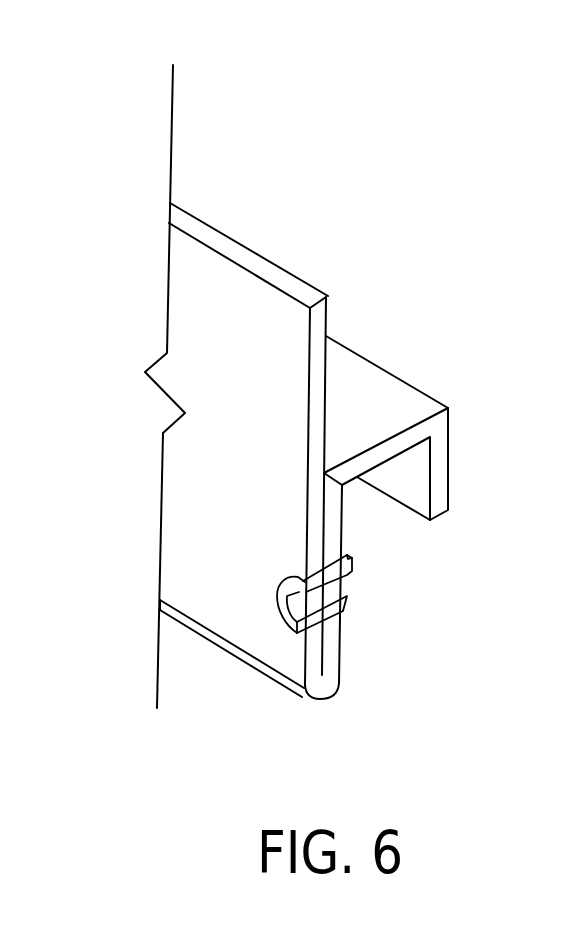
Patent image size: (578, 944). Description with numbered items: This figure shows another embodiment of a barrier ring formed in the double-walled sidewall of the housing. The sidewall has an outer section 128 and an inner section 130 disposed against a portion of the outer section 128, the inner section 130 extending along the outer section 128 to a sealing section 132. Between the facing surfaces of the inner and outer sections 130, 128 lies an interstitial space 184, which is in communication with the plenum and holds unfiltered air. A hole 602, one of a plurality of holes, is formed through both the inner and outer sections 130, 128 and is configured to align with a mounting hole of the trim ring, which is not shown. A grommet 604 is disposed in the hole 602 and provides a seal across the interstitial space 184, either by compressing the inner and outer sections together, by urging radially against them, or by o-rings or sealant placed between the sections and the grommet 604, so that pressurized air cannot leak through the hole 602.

The outer section 128 is at (310, 420).
The inner section 130 is at (337, 523).
The sealing section 132 is at (394, 430).
The interstitial space 184 is at (331, 462).
The hole 602 is at (348, 584).
The grommet 604 is at (347, 608).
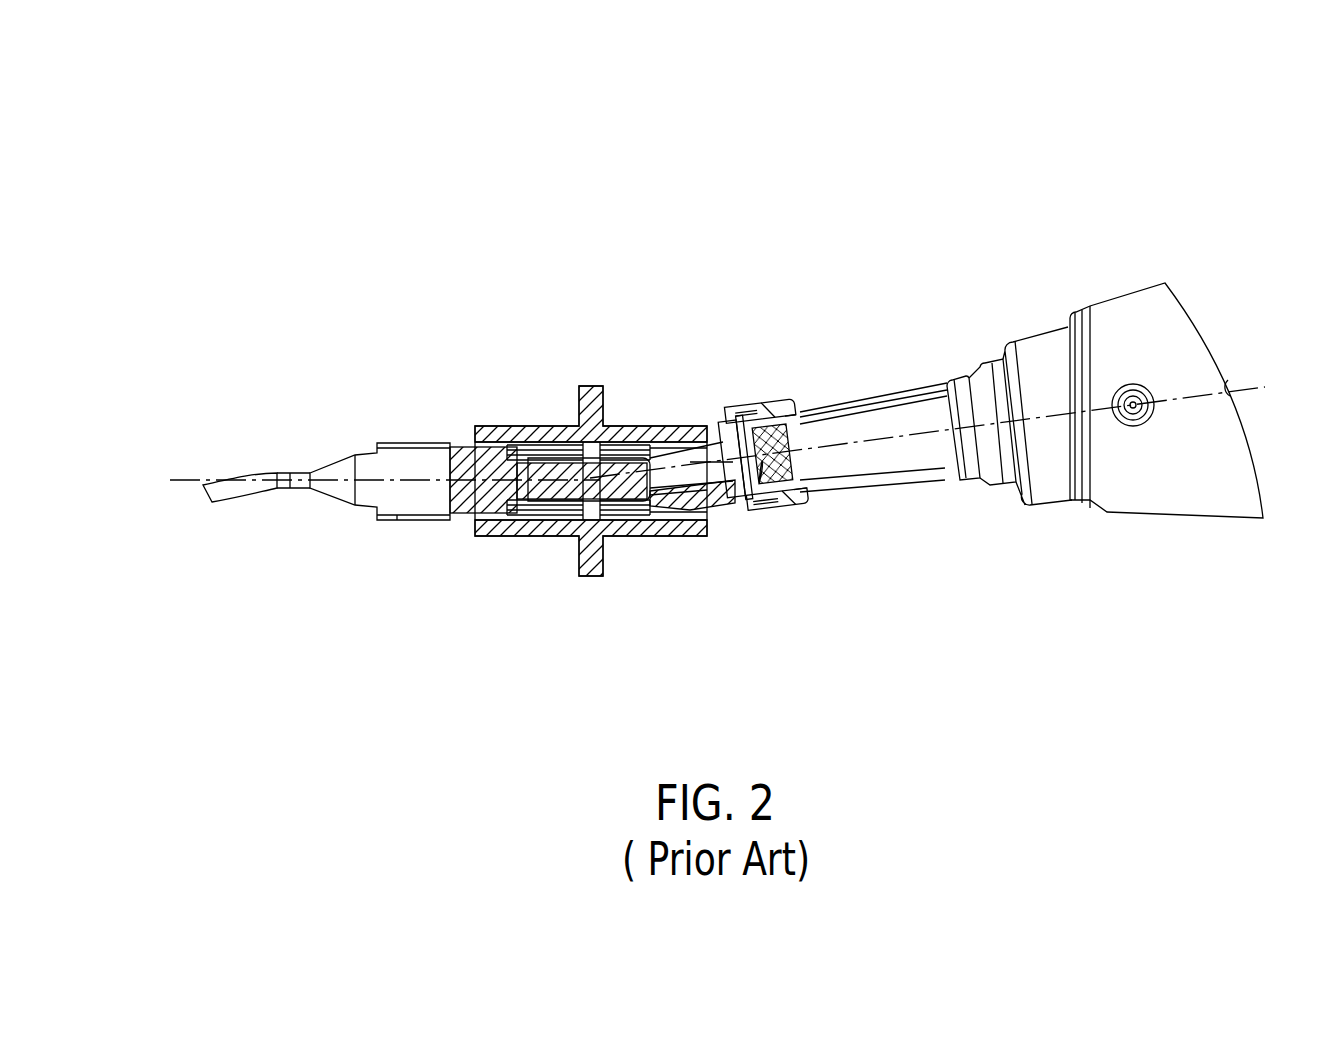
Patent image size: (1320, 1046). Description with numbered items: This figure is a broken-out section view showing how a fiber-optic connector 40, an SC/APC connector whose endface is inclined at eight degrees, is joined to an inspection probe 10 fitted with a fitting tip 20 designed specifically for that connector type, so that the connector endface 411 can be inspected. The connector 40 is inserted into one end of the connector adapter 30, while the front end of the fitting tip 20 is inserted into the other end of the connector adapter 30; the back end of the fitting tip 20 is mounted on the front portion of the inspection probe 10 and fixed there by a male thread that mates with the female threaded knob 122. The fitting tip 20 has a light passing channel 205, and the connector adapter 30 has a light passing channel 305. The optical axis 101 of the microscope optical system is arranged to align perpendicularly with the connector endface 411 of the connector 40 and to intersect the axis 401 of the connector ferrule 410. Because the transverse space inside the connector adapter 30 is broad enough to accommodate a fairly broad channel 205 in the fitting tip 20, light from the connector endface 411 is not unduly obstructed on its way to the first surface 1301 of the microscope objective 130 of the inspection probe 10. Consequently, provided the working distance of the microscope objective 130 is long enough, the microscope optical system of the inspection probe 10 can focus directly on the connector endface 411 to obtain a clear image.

____________________

Given problem: Rewrite all the records, replacing "Patent image size" with "Drawing size" and keeping everything else the same. Leave out the pictures.

Output for this task:
Drawing size: (578, 944). Description with numbered items: This figure shows another embodiment of a barrier ring formed in the double-walled sidewall of the housing. The sidewall has an outer section 128 and an inner section 130 disposed against a portion of the outer section 128, the inner section 130 extending along the outer section 128 to a sealing section 132. Between the facing surfaces of the inner and outer sections 130, 128 lies an interstitial space 184, which is in communication with the plenum and holds unfiltered air. A hole 602, one of a plurality of holes, is formed through both the inner and outer sections 130, 128 and is configured to align with a mounting hole of the trim ring, which is not shown. A grommet 604 is disposed in the hole 602 and provides a seal across the interstitial space 184, either by compressing the inner and outer sections together, by urging radially against them, or by o-rings or sealant placed between the sections and the grommet 604, so that pressurized air cannot leak through the hole 602.

The outer section 128 is at (310, 420).
The inner section 130 is at (337, 523).
The sealing section 132 is at (394, 430).
The interstitial space 184 is at (331, 462).
The hole 602 is at (348, 584).
The grommet 604 is at (347, 608).
Drawing size: (1320, 1046). Description with numbered items: This figure is a broken-out section view showing how a fiber-optic connector 40, an SC/APC connector whose endface is inclined at eight degrees, is joined to an inspection probe 10 fitted with a fitting tip 20 designed specifically for that connector type, so that the connector endface 411 can be inspected. The connector 40 is inserted into one end of the connector adapter 30, while the front end of the fitting tip 20 is inserted into the other end of the connector adapter 30; the back end of the fitting tip 20 is mounted on the front portion of the inspection probe 10 and fixed there by a male thread that mates with the female threaded knob 122. The fitting tip 20 has a light passing channel 205, and the connector adapter 30 has a light passing channel 305. The optical axis 101 of the microscope optical system is arranged to align perpendicularly with the connector endface 411 of the connector 40 and to intersect the axis 401 of the connector ferrule 410. Because the transverse space inside the connector adapter 30 is broad enough to accommodate a fairly broad channel 205 in the fitting tip 20, light from the connector endface 411 is not unduly obstructed on its way to the first surface 1301 of the microscope objective 130 of the inspection probe 10. Consequently, provided the working distance of the microscope objective 130 is long enough, the microscope optical system of the inspection probe 10 can focus directly on the connector endface 411 to obtain a clear image.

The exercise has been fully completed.